◆ What to do ◆
Please transcribe the records precisely; pictures stay out of your copy.

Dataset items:
-*-
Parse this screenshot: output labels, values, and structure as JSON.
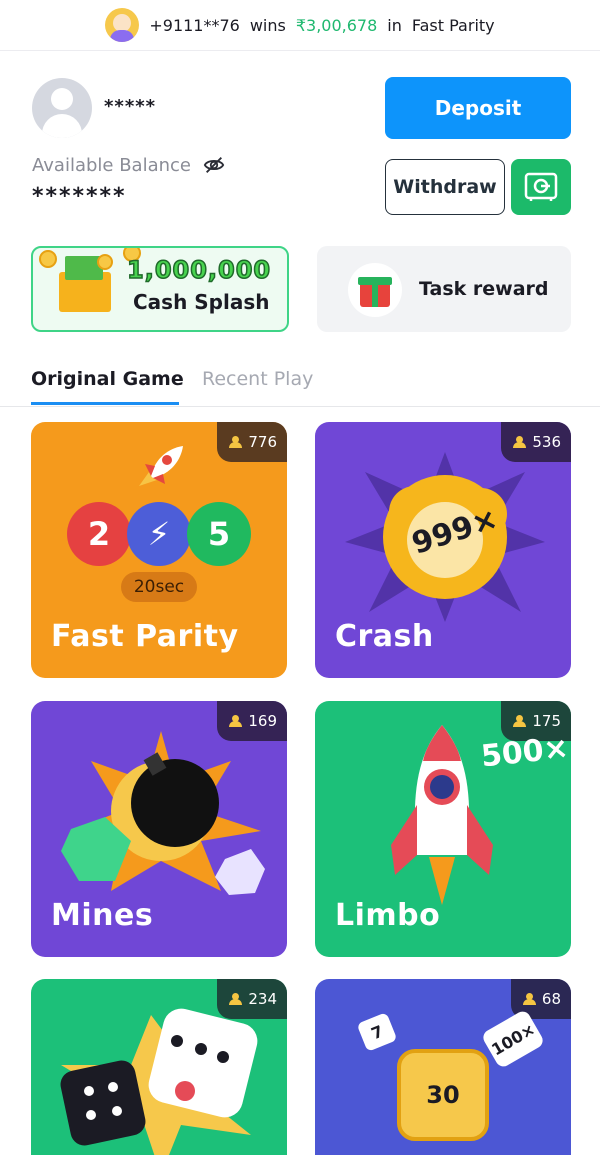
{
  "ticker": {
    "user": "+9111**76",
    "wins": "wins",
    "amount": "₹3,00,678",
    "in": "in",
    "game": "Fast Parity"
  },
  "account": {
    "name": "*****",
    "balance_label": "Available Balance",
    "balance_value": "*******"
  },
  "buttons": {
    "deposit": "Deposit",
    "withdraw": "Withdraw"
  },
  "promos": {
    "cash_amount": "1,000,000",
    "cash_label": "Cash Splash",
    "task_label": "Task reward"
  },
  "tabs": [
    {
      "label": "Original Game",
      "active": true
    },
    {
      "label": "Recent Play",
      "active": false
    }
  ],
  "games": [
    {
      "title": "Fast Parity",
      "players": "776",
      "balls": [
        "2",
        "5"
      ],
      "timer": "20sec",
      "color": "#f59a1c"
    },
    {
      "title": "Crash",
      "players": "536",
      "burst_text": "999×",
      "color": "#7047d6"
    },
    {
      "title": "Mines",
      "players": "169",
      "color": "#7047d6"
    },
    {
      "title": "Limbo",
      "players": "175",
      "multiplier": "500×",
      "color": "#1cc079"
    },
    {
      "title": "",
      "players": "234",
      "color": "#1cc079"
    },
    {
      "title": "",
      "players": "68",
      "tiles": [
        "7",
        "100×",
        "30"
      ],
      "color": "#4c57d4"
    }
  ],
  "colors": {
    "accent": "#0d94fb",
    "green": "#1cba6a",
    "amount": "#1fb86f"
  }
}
-*-
◆ Task solution ◆
Parse this screenshot: output labels, values, and structure as JSON.
{
  "ticker": {
    "user": "+9111**76",
    "wins": "wins",
    "amount": "₹3,00,678",
    "in": "in",
    "game": "Fast Parity"
  },
  "account": {
    "name": "*****",
    "balance_label": "Available Balance",
    "balance_value": "*******"
  },
  "buttons": {
    "deposit": "Deposit",
    "withdraw": "Withdraw"
  },
  "promos": {
    "cash_amount": "1,000,000",
    "cash_label": "Cash Splash",
    "task_label": "Task reward"
  },
  "tabs": [
    {
      "label": "Original Game",
      "active": true
    },
    {
      "label": "Recent Play",
      "active": false
    }
  ],
  "games": [
    {
      "title": "Fast Parity",
      "players": "776",
      "balls": [
        "2",
        "5"
      ],
      "timer": "20sec",
      "color": "#f59a1c"
    },
    {
      "title": "Crash",
      "players": "536",
      "burst_text": "999×",
      "color": "#7047d6"
    },
    {
      "title": "Mines",
      "players": "169",
      "color": "#7047d6"
    },
    {
      "title": "Limbo",
      "players": "175",
      "multiplier": "500×",
      "color": "#1cc079"
    },
    {
      "title": "",
      "players": "234",
      "color": "#1cc079"
    },
    {
      "title": "",
      "players": "68",
      "tiles": [
        "7",
        "100×",
        "30"
      ],
      "color": "#4c57d4"
    }
  ],
  "colors": {
    "accent": "#0d94fb",
    "green": "#1cba6a",
    "amount": "#1fb86f"
  }
}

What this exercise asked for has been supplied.